*Directions*. Would you pull out every line of the material that contains the string "Examples"?

── Data to process ──

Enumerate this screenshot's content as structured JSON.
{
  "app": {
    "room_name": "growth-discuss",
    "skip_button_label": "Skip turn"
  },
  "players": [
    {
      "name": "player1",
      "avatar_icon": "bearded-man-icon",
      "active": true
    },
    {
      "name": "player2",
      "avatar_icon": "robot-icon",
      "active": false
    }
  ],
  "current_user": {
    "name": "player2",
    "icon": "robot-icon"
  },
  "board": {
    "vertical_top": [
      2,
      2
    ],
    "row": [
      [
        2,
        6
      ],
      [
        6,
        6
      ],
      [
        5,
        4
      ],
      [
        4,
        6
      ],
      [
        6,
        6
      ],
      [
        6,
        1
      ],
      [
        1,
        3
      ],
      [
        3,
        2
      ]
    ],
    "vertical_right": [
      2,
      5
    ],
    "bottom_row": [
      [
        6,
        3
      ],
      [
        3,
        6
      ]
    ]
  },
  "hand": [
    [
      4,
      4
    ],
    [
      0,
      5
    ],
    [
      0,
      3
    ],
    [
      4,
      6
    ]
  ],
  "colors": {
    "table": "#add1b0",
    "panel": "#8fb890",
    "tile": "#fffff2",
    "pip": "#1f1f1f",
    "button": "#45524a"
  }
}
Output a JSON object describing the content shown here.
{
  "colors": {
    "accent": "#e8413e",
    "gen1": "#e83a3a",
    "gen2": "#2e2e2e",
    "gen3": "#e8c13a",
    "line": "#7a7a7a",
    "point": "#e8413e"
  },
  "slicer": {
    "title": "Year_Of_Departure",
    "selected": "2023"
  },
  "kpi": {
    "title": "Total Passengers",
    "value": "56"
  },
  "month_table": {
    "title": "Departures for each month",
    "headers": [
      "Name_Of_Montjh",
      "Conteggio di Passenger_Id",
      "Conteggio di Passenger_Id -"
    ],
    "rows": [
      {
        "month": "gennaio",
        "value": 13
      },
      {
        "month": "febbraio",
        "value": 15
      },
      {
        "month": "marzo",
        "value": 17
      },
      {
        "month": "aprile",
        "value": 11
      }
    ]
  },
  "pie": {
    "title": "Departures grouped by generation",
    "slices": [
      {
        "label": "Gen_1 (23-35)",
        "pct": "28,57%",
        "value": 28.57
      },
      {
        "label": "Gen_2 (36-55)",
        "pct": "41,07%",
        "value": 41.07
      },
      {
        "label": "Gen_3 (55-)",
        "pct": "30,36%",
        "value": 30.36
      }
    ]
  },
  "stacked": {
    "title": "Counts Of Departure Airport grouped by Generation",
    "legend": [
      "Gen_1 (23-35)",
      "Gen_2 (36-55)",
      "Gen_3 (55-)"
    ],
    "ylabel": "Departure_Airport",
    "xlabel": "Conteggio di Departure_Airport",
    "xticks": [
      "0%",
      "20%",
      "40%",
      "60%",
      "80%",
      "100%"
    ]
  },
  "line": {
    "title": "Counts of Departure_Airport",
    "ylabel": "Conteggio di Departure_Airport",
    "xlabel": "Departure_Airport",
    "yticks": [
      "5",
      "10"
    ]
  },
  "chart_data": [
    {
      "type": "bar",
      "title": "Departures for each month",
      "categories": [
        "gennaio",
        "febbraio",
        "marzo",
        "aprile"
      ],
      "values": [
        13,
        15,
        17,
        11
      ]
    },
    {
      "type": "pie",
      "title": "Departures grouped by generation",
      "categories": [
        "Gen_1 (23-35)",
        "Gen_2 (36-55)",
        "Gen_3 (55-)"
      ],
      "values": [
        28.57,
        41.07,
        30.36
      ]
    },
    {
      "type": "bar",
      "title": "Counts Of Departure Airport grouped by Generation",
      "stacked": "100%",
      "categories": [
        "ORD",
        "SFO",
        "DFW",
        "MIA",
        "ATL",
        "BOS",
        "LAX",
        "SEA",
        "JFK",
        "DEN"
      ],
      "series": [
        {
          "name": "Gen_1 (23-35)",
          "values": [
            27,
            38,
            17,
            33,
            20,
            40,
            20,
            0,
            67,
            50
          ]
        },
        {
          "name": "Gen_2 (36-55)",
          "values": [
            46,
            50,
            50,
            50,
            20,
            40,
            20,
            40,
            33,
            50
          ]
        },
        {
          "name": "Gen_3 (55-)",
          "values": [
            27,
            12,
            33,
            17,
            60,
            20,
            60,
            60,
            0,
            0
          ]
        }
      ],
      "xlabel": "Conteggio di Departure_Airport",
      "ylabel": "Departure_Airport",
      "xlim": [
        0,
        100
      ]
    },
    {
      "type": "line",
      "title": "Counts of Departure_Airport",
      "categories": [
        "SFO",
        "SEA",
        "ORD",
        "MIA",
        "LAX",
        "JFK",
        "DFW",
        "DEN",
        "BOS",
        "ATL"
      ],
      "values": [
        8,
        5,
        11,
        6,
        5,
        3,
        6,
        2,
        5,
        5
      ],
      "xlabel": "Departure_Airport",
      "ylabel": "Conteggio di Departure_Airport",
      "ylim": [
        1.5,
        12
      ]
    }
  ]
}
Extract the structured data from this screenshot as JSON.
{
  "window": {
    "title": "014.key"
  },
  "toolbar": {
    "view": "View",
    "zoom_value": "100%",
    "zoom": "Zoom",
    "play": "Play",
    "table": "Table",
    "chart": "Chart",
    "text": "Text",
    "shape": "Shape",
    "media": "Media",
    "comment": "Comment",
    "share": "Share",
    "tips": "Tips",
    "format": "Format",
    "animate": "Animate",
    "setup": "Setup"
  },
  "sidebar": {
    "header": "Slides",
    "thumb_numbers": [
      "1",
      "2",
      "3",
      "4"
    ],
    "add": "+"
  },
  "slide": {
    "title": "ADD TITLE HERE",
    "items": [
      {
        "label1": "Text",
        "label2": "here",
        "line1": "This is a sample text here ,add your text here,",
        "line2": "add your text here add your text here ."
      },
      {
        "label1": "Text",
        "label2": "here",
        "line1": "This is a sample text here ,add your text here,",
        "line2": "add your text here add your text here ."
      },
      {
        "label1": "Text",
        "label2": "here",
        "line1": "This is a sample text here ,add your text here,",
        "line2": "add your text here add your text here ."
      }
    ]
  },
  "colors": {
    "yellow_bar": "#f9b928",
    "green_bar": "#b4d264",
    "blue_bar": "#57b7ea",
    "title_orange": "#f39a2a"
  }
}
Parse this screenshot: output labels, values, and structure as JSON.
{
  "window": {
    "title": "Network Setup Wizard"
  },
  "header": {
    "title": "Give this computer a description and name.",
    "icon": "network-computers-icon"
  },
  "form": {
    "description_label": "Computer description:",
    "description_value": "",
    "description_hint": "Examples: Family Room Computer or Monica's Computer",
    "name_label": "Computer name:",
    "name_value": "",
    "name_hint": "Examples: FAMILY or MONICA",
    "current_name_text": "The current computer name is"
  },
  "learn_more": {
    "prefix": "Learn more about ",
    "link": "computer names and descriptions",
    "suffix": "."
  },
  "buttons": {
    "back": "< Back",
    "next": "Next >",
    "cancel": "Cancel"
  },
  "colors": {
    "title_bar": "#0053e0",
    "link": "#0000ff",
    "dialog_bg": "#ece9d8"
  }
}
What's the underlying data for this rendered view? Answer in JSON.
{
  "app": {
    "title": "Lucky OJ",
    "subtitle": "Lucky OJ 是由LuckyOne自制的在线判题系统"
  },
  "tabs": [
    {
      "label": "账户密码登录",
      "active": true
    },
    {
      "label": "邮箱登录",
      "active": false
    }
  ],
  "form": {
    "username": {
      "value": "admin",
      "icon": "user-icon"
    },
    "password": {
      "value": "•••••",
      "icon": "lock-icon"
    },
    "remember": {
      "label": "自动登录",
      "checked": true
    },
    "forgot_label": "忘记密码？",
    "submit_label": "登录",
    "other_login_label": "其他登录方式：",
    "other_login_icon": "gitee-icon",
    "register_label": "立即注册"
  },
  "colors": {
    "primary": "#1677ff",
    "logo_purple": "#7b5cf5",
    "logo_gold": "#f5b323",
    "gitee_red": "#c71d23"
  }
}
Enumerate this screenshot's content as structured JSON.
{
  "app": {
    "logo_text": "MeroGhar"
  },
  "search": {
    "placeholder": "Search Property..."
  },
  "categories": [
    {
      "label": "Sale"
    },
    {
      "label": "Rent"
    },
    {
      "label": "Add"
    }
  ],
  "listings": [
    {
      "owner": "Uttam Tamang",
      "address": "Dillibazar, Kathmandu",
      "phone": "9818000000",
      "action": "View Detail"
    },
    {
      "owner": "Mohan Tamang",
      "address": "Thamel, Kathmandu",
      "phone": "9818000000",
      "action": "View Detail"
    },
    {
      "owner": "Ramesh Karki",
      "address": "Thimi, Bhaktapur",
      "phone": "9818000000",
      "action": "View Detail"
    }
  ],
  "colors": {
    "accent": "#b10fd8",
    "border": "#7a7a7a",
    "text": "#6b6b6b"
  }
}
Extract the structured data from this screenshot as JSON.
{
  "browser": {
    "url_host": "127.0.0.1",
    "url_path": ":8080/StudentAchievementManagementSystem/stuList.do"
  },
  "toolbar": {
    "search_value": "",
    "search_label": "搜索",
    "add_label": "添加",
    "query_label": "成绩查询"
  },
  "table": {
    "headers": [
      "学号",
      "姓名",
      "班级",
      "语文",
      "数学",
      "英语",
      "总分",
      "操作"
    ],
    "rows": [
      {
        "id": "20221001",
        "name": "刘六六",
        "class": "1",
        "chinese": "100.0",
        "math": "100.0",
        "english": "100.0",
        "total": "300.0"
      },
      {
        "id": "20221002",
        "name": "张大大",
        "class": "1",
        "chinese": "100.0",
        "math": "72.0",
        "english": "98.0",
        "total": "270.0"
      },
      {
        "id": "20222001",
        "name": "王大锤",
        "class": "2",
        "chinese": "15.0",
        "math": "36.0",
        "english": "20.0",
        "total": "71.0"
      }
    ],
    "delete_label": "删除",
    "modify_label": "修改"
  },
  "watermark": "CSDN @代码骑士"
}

───

*Solution for this problem*.
    "description_hint": "Examples: Family Room Computer or Monica's Computer",
    "name_hint": "Examples: FAMILY or MONICA",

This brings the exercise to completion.